Secondo l'estratto sulla manovra economica di Obama, quale somma deve essere recuperata in dieci anni?

Estratto selezionato:
####
Il Presidente Obama presenta alla nazione una manovra economica che comprende al suo interno delle proposte per la riduzione del deficit pubblico.

Queste attività che dovrebbero far risollevare l’economia degli States, sono criticate però dal CEO di Google.Obama ha spiegato a grandi linee come pensa di agire nei prossimi mesi per risanare le casse pubbliche e ha comunicato qualcosa ai collaboratori con l’obiettivo di mettere d’accordo, in anticipo, tutte le coalizioni presenti al Congresso.

In dieci anni devono essere recuperati circa 800 miliardi di dollari ed una delle mosse pensate da Obama è tassare i redditi più elevati.

Dopodiché si pensa a tagliare i finanziamenti in modo equilibrato nei diversi settori economici e sociali.

Obama non prevede l’innalzamento dell’età pensionabile ma si andranno a ritoccare le spese per la sanità dei militari in pensione e della previdenza in generale.

Tagliare però non è una parola che piace ai capi delle maggiori industrie degli Stati Uniti.

Ad alzare la voce è il presidente di Google che boccia la riforma economica di Obama.
####
Materiale presentato:
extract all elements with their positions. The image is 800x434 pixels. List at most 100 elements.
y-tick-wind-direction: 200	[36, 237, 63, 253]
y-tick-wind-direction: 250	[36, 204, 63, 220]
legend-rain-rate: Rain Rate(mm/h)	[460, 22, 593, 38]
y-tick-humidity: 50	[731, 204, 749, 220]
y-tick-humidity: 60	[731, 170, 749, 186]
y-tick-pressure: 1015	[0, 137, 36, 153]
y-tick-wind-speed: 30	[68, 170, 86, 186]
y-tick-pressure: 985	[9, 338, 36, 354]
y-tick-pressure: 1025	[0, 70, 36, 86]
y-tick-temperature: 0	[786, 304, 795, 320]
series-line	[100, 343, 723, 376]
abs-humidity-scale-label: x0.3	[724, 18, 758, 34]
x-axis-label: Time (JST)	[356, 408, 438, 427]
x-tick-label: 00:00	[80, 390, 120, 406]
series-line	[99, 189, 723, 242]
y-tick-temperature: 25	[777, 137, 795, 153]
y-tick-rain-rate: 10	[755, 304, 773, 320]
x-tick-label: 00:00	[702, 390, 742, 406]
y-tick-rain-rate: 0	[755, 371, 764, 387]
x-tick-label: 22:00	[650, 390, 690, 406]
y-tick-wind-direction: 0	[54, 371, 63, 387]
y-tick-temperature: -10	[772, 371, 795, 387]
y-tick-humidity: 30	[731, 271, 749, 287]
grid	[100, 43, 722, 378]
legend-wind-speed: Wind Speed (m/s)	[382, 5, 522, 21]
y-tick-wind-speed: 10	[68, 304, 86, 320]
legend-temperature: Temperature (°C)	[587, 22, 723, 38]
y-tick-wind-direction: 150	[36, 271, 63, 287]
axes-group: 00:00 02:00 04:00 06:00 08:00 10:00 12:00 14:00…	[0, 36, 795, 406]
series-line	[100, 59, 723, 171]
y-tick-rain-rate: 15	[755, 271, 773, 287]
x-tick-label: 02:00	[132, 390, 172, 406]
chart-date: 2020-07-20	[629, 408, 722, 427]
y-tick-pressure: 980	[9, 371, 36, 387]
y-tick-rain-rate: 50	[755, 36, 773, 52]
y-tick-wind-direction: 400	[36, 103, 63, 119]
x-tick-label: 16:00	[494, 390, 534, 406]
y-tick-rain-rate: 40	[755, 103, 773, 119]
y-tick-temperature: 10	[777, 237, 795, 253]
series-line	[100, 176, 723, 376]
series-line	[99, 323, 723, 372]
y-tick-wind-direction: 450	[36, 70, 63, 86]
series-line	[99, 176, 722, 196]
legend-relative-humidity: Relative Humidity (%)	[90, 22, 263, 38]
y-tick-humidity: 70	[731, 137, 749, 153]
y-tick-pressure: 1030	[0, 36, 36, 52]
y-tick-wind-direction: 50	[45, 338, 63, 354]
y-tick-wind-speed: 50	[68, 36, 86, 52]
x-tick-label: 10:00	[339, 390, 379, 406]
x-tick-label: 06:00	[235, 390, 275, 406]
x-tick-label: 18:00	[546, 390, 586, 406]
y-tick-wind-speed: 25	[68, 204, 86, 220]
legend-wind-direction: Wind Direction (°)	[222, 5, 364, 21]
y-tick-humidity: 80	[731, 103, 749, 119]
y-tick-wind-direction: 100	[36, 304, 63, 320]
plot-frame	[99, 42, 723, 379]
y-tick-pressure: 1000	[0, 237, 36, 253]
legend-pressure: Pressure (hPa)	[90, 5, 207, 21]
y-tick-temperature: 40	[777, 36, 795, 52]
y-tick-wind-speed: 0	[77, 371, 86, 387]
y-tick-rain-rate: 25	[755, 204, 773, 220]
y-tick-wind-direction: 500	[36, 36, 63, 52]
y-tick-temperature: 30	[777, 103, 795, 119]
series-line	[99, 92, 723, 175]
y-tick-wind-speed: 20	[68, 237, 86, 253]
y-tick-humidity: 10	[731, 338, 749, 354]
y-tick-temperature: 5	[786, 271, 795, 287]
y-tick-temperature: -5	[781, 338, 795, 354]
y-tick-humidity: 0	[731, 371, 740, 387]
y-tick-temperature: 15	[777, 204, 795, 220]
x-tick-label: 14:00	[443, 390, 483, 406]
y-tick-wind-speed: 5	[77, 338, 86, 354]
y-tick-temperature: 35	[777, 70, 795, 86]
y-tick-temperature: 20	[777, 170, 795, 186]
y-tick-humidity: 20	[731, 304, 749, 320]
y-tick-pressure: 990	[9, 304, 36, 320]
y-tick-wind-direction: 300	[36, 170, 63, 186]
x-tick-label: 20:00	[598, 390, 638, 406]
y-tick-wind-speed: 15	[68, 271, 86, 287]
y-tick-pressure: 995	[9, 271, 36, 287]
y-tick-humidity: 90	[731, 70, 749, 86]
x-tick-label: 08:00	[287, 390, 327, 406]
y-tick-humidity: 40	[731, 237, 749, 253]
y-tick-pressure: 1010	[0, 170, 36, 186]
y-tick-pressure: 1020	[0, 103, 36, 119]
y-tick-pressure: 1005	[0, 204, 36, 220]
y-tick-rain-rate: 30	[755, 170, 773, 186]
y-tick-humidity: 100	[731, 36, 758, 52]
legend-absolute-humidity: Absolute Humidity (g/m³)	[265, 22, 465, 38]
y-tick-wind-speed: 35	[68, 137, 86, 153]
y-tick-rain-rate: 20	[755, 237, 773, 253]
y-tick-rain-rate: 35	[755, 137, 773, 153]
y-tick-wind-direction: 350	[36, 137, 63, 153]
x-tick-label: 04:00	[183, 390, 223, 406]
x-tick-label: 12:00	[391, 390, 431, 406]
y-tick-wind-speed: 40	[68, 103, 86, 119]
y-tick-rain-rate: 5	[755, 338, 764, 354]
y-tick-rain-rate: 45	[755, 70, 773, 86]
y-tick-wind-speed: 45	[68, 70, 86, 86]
####
Risposta al compito:
Circa 800 miliardi di dollari.